## Stated goal
Copy out the listing exactly.

## Stored rows
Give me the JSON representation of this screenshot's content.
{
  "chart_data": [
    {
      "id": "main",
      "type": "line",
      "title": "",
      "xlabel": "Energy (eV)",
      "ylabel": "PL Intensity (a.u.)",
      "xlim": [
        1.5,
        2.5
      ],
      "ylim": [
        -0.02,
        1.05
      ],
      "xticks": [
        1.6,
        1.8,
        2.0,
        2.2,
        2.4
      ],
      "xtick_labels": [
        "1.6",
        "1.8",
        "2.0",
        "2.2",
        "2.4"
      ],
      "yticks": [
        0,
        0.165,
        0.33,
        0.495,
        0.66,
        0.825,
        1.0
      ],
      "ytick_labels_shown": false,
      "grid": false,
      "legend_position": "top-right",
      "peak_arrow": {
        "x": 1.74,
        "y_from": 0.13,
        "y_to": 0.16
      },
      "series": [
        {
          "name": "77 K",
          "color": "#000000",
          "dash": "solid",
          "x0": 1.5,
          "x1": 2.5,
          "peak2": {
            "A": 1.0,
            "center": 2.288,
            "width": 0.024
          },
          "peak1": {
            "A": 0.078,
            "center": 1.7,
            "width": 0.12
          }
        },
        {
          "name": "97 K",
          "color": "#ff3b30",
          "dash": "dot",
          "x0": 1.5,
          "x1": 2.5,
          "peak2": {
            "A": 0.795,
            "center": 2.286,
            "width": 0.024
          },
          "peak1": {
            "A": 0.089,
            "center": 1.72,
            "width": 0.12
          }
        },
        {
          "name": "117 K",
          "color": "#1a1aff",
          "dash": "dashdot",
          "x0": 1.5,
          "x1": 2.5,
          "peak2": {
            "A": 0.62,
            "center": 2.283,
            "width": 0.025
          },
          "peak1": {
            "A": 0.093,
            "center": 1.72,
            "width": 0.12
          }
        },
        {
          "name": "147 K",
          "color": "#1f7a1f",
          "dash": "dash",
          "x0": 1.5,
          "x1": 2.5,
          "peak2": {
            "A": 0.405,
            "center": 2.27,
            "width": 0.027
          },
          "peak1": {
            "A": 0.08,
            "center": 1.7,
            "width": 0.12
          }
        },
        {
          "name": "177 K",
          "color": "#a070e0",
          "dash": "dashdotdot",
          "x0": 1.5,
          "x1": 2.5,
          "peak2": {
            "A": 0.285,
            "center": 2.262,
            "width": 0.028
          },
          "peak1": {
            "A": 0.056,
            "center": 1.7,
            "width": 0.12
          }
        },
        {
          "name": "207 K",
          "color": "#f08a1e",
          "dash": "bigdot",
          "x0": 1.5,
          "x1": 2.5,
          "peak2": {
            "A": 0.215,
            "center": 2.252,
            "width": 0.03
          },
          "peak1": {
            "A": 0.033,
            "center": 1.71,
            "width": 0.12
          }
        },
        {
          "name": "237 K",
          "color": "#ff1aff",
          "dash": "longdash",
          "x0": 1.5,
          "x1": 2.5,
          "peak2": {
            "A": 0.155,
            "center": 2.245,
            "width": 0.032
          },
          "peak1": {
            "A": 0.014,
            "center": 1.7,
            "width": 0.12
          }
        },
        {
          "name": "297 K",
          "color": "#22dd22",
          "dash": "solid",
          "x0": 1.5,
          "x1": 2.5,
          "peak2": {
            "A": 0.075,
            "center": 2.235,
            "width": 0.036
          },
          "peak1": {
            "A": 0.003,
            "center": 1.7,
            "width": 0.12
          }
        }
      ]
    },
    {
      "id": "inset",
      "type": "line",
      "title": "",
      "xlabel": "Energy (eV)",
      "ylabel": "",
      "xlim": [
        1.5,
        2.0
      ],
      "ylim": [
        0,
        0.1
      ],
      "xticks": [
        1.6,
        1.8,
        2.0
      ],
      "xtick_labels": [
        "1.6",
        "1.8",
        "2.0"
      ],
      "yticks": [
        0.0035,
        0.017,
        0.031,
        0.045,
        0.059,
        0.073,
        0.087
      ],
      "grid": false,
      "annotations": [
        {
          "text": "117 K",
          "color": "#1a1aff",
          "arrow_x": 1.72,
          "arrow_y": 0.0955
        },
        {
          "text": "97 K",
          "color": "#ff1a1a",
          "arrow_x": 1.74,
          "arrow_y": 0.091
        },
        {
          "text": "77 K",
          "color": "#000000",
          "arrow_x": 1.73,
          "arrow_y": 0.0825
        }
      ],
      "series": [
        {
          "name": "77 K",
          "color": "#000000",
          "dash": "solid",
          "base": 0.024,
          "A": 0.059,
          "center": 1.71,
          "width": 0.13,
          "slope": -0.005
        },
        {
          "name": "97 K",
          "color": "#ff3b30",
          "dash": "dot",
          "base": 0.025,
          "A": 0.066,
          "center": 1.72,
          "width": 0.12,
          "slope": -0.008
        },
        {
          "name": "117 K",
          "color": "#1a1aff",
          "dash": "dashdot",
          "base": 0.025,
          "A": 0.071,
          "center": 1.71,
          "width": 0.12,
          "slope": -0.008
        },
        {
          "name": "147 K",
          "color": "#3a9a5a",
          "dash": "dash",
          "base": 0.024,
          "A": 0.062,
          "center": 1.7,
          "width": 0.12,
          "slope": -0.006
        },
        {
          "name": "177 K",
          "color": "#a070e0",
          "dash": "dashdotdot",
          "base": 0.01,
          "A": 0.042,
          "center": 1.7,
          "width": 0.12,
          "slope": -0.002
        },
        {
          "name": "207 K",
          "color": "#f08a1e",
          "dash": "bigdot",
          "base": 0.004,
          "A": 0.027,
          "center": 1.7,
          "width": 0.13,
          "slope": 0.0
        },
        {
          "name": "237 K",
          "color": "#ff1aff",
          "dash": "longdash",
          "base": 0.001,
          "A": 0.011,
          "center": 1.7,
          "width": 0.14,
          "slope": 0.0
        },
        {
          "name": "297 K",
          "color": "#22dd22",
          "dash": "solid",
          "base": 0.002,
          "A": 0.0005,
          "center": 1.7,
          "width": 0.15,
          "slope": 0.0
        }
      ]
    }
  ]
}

## Output below
Give me the JSON representation of this screenshot's content.
{
  "chart_data": [
    {
      "id": "main",
      "type": "line",
      "title": "",
      "xlabel": "Energy (eV)",
      "ylabel": "PL Intensity (a.u.)",
      "xlim": [
        1.5,
        2.5
      ],
      "ylim": [
        -0.02,
        1.05
      ],
      "xticks": [
        1.6,
        1.8,
        2.0,
        2.2,
        2.4
      ],
      "xtick_labels": [
        "1.6",
        "1.8",
        "2.0",
        "2.2",
        "2.4"
      ],
      "yticks": [
        0,
        0.165,
        0.33,
        0.495,
        0.66,
        0.825,
        1.0
      ],
      "ytick_labels_shown": false,
      "grid": false,
      "legend_position": "top-right",
      "peak_arrow": {
        "x": 1.74,
        "y_from": 0.13,
        "y_to": 0.16
      },
      "series": [
        {
          "name": "77 K",
          "color": "#000000",
          "dash": "solid",
          "x0": 1.5,
          "x1": 2.5,
          "peak2": {
            "A": 1.0,
            "center": 2.288,
            "width": 0.024
          },
          "peak1": {
            "A": 0.078,
            "center": 1.7,
            "width": 0.12
          }
        },
        {
          "name": "97 K",
          "color": "#ff3b30",
          "dash": "dot",
          "x0": 1.5,
          "x1": 2.5,
          "peak2": {
            "A": 0.795,
            "center": 2.286,
            "width": 0.024
          },
          "peak1": {
            "A": 0.089,
            "center": 1.72,
            "width": 0.12
          }
        },
        {
          "name": "117 K",
          "color": "#1a1aff",
          "dash": "dashdot",
          "x0": 1.5,
          "x1": 2.5,
          "peak2": {
            "A": 0.62,
            "center": 2.283,
            "width": 0.025
          },
          "peak1": {
            "A": 0.093,
            "center": 1.72,
            "width": 0.12
          }
        },
        {
          "name": "147 K",
          "color": "#1f7a1f",
          "dash": "dash",
          "x0": 1.5,
          "x1": 2.5,
          "peak2": {
            "A": 0.405,
            "center": 2.27,
            "width": 0.027
          },
          "peak1": {
            "A": 0.08,
            "center": 1.7,
            "width": 0.12
          }
        },
        {
          "name": "177 K",
          "color": "#a070e0",
          "dash": "dashdotdot",
          "x0": 1.5,
          "x1": 2.5,
          "peak2": {
            "A": 0.285,
            "center": 2.262,
            "width": 0.028
          },
          "peak1": {
            "A": 0.056,
            "center": 1.7,
            "width": 0.12
          }
        },
        {
          "name": "207 K",
          "color": "#f08a1e",
          "dash": "bigdot",
          "x0": 1.5,
          "x1": 2.5,
          "peak2": {
            "A": 0.215,
            "center": 2.252,
            "width": 0.03
          },
          "peak1": {
            "A": 0.033,
            "center": 1.71,
            "width": 0.12
          }
        },
        {
          "name": "237 K",
          "color": "#ff1aff",
          "dash": "longdash",
          "x0": 1.5,
          "x1": 2.5,
          "peak2": {
            "A": 0.155,
            "center": 2.245,
            "width": 0.032
          },
          "peak1": {
            "A": 0.014,
            "center": 1.7,
            "width": 0.12
          }
        },
        {
          "name": "297 K",
          "color": "#22dd22",
          "dash": "solid",
          "x0": 1.5,
          "x1": 2.5,
          "peak2": {
            "A": 0.075,
            "center": 2.235,
            "width": 0.036
          },
          "peak1": {
            "A": 0.003,
            "center": 1.7,
            "width": 0.12
          }
        }
      ]
    },
    {
      "id": "inset",
      "type": "line",
      "title": "",
      "xlabel": "Energy (eV)",
      "ylabel": "",
      "xlim": [
        1.5,
        2.0
      ],
      "ylim": [
        0,
        0.1
      ],
      "xticks": [
        1.6,
        1.8,
        2.0
      ],
      "xtick_labels": [
        "1.6",
        "1.8",
        "2.0"
      ],
      "yticks": [
        0.0035,
        0.017,
        0.031,
        0.045,
        0.059,
        0.073,
        0.087
      ],
      "grid": false,
      "annotations": [
        {
          "text": "117 K",
          "color": "#1a1aff",
          "arrow_x": 1.72,
          "arrow_y": 0.0955
        },
        {
          "text": "97 K",
          "color": "#ff1a1a",
          "arrow_x": 1.74,
          "arrow_y": 0.091
        },
        {
          "text": "77 K",
          "color": "#000000",
          "arrow_x": 1.73,
          "arrow_y": 0.0825
        }
      ],
      "series": [
        {
          "name": "77 K",
          "color": "#000000",
          "dash": "solid",
          "base": 0.024,
          "A": 0.059,
          "center": 1.71,
          "width": 0.13,
          "slope": -0.005
        },
        {
          "name": "97 K",
          "color": "#ff3b30",
          "dash": "dot",
          "base": 0.025,
          "A": 0.066,
          "center": 1.72,
          "width": 0.12,
          "slope": -0.008
        },
        {
          "name": "117 K",
          "color": "#1a1aff",
          "dash": "dashdot",
          "base": 0.025,
          "A": 0.071,
          "center": 1.71,
          "width": 0.12,
          "slope": -0.008
        },
        {
          "name": "147 K",
          "color": "#3a9a5a",
          "dash": "dash",
          "base": 0.024,
          "A": 0.062,
          "center": 1.7,
          "width": 0.12,
          "slope": -0.006
        },
        {
          "name": "177 K",
          "color": "#a070e0",
          "dash": "dashdotdot",
          "base": 0.01,
          "A": 0.042,
          "center": 1.7,
          "width": 0.12,
          "slope": -0.002
        },
        {
          "name": "207 K",
          "color": "#f08a1e",
          "dash": "bigdot",
          "base": 0.004,
          "A": 0.027,
          "center": 1.7,
          "width": 0.13,
          "slope": 0.0
        },
        {
          "name": "237 K",
          "color": "#ff1aff",
          "dash": "longdash",
          "base": 0.001,
          "A": 0.011,
          "center": 1.7,
          "width": 0.14,
          "slope": 0.0
        },
        {
          "name": "297 K",
          "color": "#22dd22",
          "dash": "solid",
          "base": 0.002,
          "A": 0.0005,
          "center": 1.7,
          "width": 0.15,
          "slope": 0.0
        }
      ]
    }
  ]
}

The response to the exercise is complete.